__Task details__
Using the records below, locate all lines containing "JSON" and return them.

__Data__
◇ ◇ ◇ ◇ ◇

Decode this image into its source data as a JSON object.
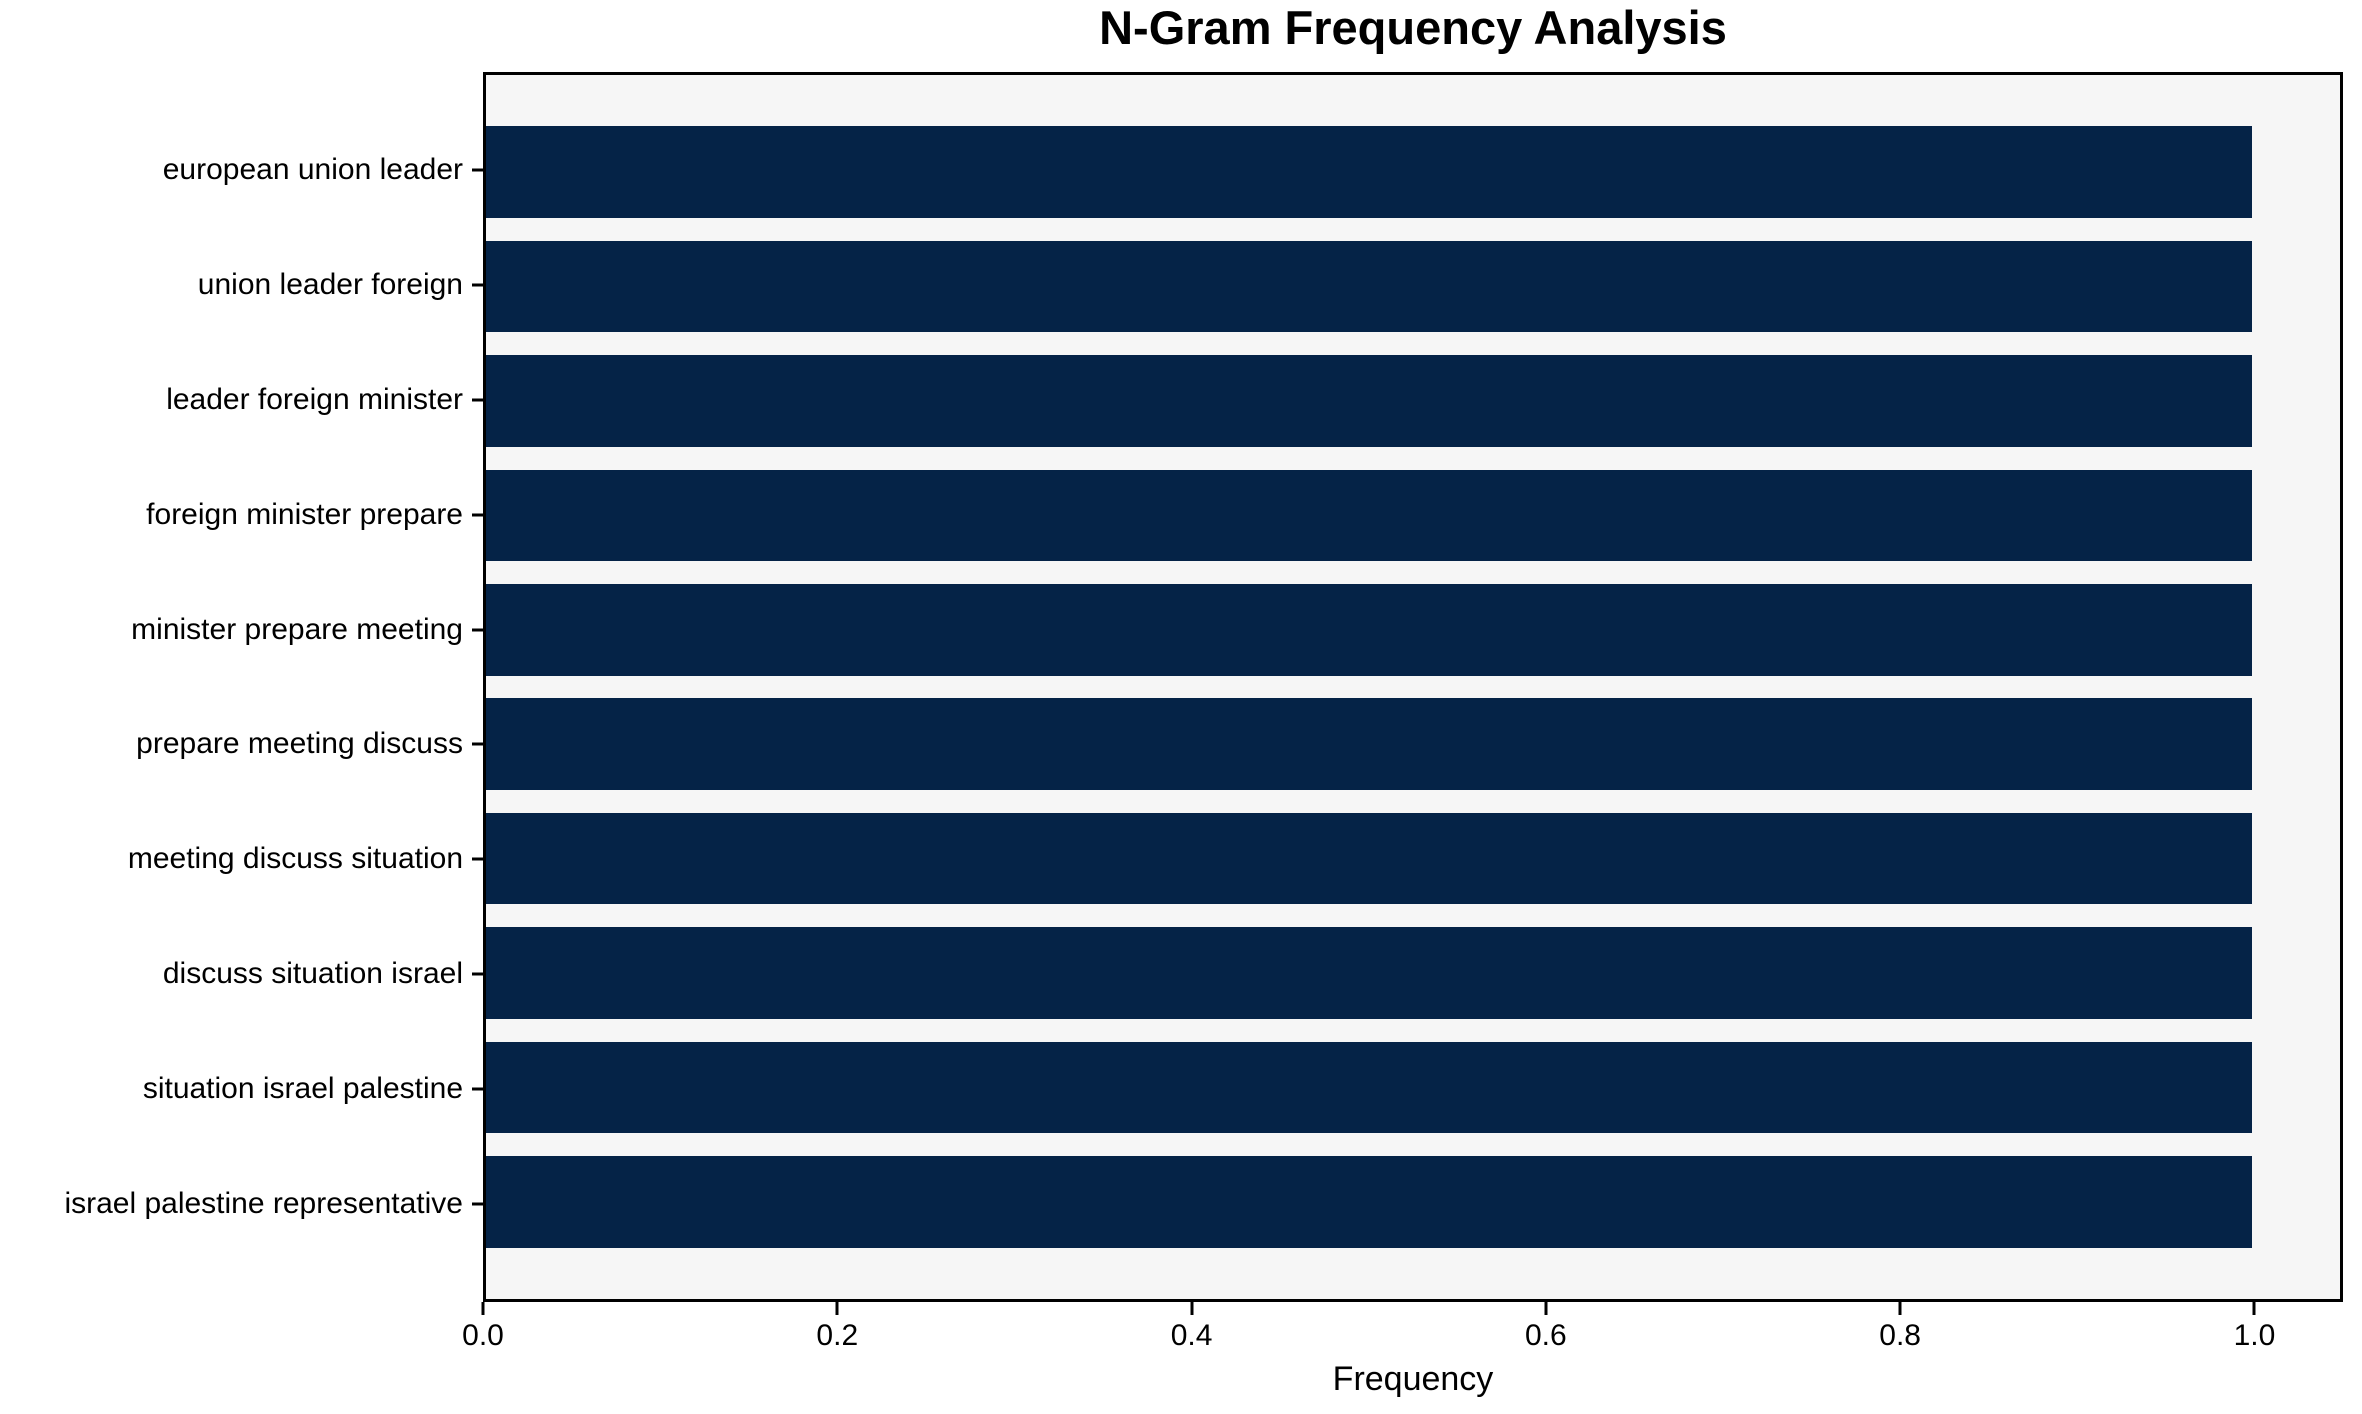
{
  "chart_data": {
    "type": "bar",
    "orientation": "horizontal",
    "title": "N-Gram Frequency Analysis",
    "xlabel": "Frequency",
    "ylabel": "",
    "categories": [
      "european union leader",
      "union leader foreign",
      "leader foreign minister",
      "foreign minister prepare",
      "minister prepare meeting",
      "prepare meeting discuss",
      "meeting discuss situation",
      "discuss situation israel",
      "situation israel palestine",
      "israel palestine representative"
    ],
    "values": [
      1.0,
      1.0,
      1.0,
      1.0,
      1.0,
      1.0,
      1.0,
      1.0,
      1.0,
      1.0
    ],
    "xlim": [
      0,
      1.05
    ],
    "xticks": [
      0.0,
      0.2,
      0.4,
      0.6,
      0.8,
      1.0
    ],
    "xtick_labels": [
      "0.0",
      "0.2",
      "0.4",
      "0.6",
      "0.8",
      "1.0"
    ],
    "bar_thickness": 0.8,
    "outer_pad": 0.85,
    "grid": false,
    "legend": false,
    "colors": {
      "bar": "#052347",
      "plot_background": "#f6f6f6",
      "figure_background": "#ffffff",
      "spine": "#000000",
      "text": "#000000"
    }
  }
}
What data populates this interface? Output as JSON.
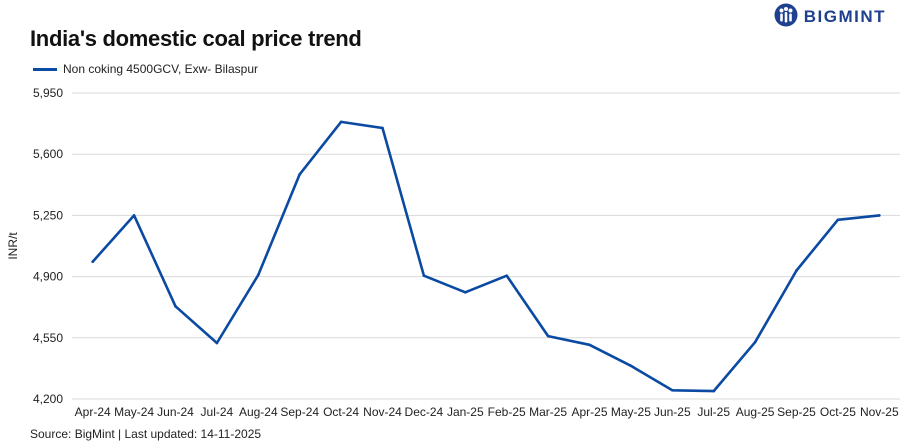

◇ ◇ ◇ ◇ ◇

__Output for this exercise__
Decode this image into its source data as a JSON object.
What data populates this interface? Output as JSON.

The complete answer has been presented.